• Request
Note how many lines contain "time" and give that number, with nothing else.

• Excerpted records

###

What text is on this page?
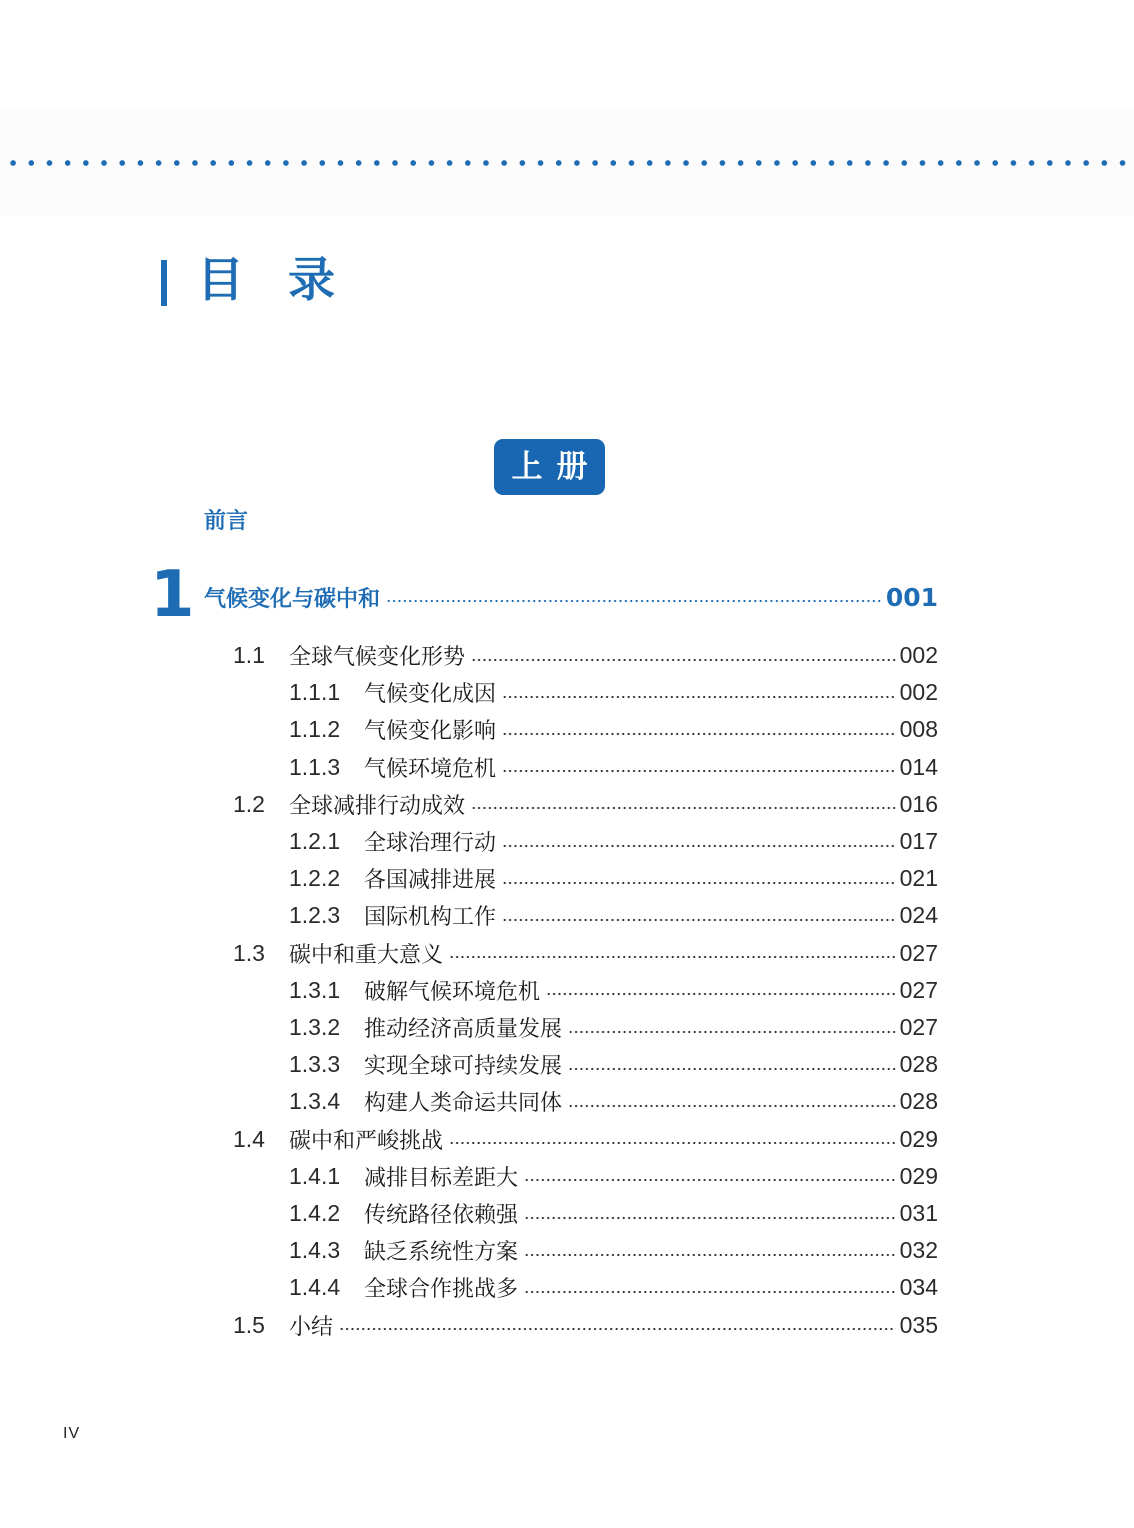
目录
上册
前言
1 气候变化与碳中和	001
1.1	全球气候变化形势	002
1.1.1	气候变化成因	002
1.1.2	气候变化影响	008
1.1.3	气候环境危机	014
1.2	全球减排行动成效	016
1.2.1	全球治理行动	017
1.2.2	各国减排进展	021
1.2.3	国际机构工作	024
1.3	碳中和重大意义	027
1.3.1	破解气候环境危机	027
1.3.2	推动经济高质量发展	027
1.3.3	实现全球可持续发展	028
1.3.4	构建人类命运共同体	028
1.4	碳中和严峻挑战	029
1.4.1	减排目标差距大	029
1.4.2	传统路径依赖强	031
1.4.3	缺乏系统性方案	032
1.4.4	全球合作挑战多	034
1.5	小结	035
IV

###

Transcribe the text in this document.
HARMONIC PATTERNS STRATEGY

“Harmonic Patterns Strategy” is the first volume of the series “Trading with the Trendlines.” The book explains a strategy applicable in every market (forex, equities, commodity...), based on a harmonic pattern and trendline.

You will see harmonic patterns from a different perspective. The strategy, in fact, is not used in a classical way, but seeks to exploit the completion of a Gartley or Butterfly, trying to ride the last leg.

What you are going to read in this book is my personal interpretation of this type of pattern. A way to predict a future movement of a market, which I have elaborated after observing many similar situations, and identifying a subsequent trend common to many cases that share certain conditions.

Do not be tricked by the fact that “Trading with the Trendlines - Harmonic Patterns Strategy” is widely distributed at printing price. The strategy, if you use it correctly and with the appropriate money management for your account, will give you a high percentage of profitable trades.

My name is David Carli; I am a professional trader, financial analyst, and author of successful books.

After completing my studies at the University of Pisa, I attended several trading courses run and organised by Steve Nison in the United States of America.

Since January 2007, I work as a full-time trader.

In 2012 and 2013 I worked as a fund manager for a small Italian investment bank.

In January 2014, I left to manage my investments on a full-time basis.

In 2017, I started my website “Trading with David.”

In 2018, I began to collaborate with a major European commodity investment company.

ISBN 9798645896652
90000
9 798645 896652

###

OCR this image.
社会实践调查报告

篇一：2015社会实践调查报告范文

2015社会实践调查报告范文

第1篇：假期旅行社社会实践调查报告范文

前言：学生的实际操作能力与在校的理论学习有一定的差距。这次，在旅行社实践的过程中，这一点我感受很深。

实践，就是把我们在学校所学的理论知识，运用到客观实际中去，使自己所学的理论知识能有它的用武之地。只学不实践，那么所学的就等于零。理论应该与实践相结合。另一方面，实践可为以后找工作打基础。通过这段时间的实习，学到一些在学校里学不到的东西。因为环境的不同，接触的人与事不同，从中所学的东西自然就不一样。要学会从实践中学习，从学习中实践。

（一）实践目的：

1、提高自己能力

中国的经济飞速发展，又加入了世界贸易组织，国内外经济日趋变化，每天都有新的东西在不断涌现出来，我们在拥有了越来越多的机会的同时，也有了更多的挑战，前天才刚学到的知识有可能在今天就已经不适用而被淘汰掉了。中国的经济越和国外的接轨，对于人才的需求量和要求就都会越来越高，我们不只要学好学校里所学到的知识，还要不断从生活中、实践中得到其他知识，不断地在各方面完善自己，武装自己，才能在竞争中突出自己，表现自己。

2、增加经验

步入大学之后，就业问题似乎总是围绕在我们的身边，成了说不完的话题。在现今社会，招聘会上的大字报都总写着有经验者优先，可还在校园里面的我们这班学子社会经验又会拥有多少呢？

###

• The reply
2